Given exercise => Can you write out all of the material below, word for word?

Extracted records
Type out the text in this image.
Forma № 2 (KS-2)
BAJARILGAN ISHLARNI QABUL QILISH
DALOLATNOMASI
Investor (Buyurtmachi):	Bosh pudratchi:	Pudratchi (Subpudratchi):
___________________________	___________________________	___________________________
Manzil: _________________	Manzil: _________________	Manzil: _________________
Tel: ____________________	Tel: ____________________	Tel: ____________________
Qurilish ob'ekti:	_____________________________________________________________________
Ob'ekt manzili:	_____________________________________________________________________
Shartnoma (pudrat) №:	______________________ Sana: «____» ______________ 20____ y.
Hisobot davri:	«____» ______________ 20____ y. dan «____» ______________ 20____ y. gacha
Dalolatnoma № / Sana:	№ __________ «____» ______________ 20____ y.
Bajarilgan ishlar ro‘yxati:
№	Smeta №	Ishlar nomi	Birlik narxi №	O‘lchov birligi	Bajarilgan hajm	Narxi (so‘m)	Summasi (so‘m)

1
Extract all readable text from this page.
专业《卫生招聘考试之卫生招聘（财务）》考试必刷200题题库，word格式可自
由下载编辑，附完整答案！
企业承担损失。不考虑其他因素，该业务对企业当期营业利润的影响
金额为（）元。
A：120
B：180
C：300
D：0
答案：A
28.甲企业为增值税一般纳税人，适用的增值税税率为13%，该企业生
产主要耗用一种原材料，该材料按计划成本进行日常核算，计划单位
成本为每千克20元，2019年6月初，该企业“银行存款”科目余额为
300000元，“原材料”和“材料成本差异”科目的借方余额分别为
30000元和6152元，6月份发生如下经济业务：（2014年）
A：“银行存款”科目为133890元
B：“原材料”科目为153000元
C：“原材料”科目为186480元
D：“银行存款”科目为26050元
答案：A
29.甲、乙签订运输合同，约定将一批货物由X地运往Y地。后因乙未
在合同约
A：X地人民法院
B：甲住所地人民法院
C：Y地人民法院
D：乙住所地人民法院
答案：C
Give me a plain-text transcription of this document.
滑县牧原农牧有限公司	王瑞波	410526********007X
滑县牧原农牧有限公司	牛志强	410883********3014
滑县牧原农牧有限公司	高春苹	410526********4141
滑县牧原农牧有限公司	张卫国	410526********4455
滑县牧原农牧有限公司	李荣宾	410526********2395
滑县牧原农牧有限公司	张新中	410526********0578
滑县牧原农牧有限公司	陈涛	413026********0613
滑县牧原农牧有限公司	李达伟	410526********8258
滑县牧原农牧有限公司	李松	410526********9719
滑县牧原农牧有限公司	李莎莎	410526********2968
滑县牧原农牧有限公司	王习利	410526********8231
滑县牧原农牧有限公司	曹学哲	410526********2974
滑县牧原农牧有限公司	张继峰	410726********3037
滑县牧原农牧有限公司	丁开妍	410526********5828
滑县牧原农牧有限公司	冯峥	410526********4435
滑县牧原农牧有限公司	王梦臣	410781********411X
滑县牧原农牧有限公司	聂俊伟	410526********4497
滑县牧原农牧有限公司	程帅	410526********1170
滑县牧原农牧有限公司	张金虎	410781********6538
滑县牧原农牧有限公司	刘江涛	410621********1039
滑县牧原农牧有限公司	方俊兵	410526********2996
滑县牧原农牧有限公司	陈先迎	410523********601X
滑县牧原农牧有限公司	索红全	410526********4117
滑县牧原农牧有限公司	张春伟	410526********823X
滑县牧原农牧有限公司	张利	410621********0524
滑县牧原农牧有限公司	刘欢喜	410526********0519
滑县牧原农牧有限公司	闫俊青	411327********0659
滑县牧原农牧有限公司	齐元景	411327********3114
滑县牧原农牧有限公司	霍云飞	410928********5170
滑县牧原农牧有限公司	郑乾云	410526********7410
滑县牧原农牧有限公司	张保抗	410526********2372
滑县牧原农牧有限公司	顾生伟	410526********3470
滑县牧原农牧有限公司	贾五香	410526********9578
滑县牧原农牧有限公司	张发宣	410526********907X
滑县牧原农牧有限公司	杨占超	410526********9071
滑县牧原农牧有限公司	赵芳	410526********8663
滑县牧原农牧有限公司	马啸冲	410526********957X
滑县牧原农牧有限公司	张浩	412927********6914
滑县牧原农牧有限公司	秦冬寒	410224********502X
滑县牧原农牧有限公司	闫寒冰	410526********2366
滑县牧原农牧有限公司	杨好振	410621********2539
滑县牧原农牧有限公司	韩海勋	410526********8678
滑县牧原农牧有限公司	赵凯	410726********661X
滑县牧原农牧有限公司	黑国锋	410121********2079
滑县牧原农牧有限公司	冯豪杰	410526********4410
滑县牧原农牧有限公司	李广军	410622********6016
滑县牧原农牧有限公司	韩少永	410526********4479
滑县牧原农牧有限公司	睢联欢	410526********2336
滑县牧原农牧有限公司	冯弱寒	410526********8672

Solution to this problem =>
Type out the text in this image.
Forma № 2 (KS-2)
BAJARILGAN ISHLARNI QABUL QILISH
DALOLATNOMASI
Investor (Buyurtmachi):	Bosh pudratchi:	Pudratchi (Subpudratchi):
___________________________	___________________________	___________________________
Manzil: _________________	Manzil: _________________	Manzil: _________________
Tel: ____________________	Tel: ____________________	Tel: ____________________
Qurilish ob'ekti:	_____________________________________________________________________
Ob'ekt manzili:	_____________________________________________________________________
Shartnoma (pudrat) №:	______________________ Sana: «____» ______________ 20____ y.
Hisobot davri:	«____» ______________ 20____ y. dan «____» ______________ 20____ y. gacha
Dalolatnoma № / Sana:	№ __________ «____» ______________ 20____ y.
Bajarilgan ishlar ro‘yxati:
№	Smeta №	Ishlar nomi	Birlik narxi №	O‘lchov birligi	Bajarilgan hajm	Narxi (so‘m)	Summasi (so‘m)

1
Extract all readable text from this page.
专业《卫生招聘考试之卫生招聘（财务）》考试必刷200题题库，word格式可自
由下载编辑，附完整答案！
企业承担损失。不考虑其他因素，该业务对企业当期营业利润的影响
金额为（）元。
A：120
B：180
C：300
D：0
答案：A
28.甲企业为增值税一般纳税人，适用的增值税税率为13%，该企业生
产主要耗用一种原材料，该材料按计划成本进行日常核算，计划单位
成本为每千克20元，2019年6月初，该企业“银行存款”科目余额为
300000元，“原材料”和“材料成本差异”科目的借方余额分别为
30000元和6152元，6月份发生如下经济业务：（2014年）
A：“银行存款”科目为133890元
B：“原材料”科目为153000元
C：“原材料”科目为186480元
D：“银行存款”科目为26050元
答案：A
29.甲、乙签订运输合同，约定将一批货物由X地运往Y地。后因乙未
在合同约
A：X地人民法院
B：甲住所地人民法院
C：Y地人民法院
D：乙住所地人民法院
答案：C
Give me a plain-text transcription of this document.
滑县牧原农牧有限公司	王瑞波	410526********007X
滑县牧原农牧有限公司	牛志强	410883********3014
滑县牧原农牧有限公司	高春苹	410526********4141
滑县牧原农牧有限公司	张卫国	410526********4455
滑县牧原农牧有限公司	李荣宾	410526********2395
滑县牧原农牧有限公司	张新中	410526********0578
滑县牧原农牧有限公司	陈涛	413026********0613
滑县牧原农牧有限公司	李达伟	410526********8258
滑县牧原农牧有限公司	李松	410526********9719
滑县牧原农牧有限公司	李莎莎	410526********2968
滑县牧原农牧有限公司	王习利	410526********8231
滑县牧原农牧有限公司	曹学哲	410526********2974
滑县牧原农牧有限公司	张继峰	410726********3037
滑县牧原农牧有限公司	丁开妍	410526********5828
滑县牧原农牧有限公司	冯峥	410526********4435
滑县牧原农牧有限公司	王梦臣	410781********411X
滑县牧原农牧有限公司	聂俊伟	410526********4497
滑县牧原农牧有限公司	程帅	410526********1170
滑县牧原农牧有限公司	张金虎	410781********6538
滑县牧原农牧有限公司	刘江涛	410621********1039
滑县牧原农牧有限公司	方俊兵	410526********2996
滑县牧原农牧有限公司	陈先迎	410523********601X
滑县牧原农牧有限公司	索红全	410526********4117
滑县牧原农牧有限公司	张春伟	410526********823X
滑县牧原农牧有限公司	张利	410621********0524
滑县牧原农牧有限公司	刘欢喜	410526********0519
滑县牧原农牧有限公司	闫俊青	411327********0659
滑县牧原农牧有限公司	齐元景	411327********3114
滑县牧原农牧有限公司	霍云飞	410928********5170
滑县牧原农牧有限公司	郑乾云	410526********7410
滑县牧原农牧有限公司	张保抗	410526********2372
滑县牧原农牧有限公司	顾生伟	410526********3470
滑县牧原农牧有限公司	贾五香	410526********9578
滑县牧原农牧有限公司	张发宣	410526********907X
滑县牧原农牧有限公司	杨占超	410526********9071
滑县牧原农牧有限公司	赵芳	410526********8663
滑县牧原农牧有限公司	马啸冲	410526********957X
滑县牧原农牧有限公司	张浩	412927********6914
滑县牧原农牧有限公司	秦冬寒	410224********502X
滑县牧原农牧有限公司	闫寒冰	410526********2366
滑县牧原农牧有限公司	杨好振	410621********2539
滑县牧原农牧有限公司	韩海勋	410526********8678
滑县牧原农牧有限公司	赵凯	410726********661X
滑县牧原农牧有限公司	黑国锋	410121********2079
滑县牧原农牧有限公司	冯豪杰	410526********4410
滑县牧原农牧有限公司	李广军	410622********6016
滑县牧原农牧有限公司	韩少永	410526********4479
滑县牧原农牧有限公司	睢联欢	410526********2336
滑县牧原农牧有限公司	冯弱寒	410526********8672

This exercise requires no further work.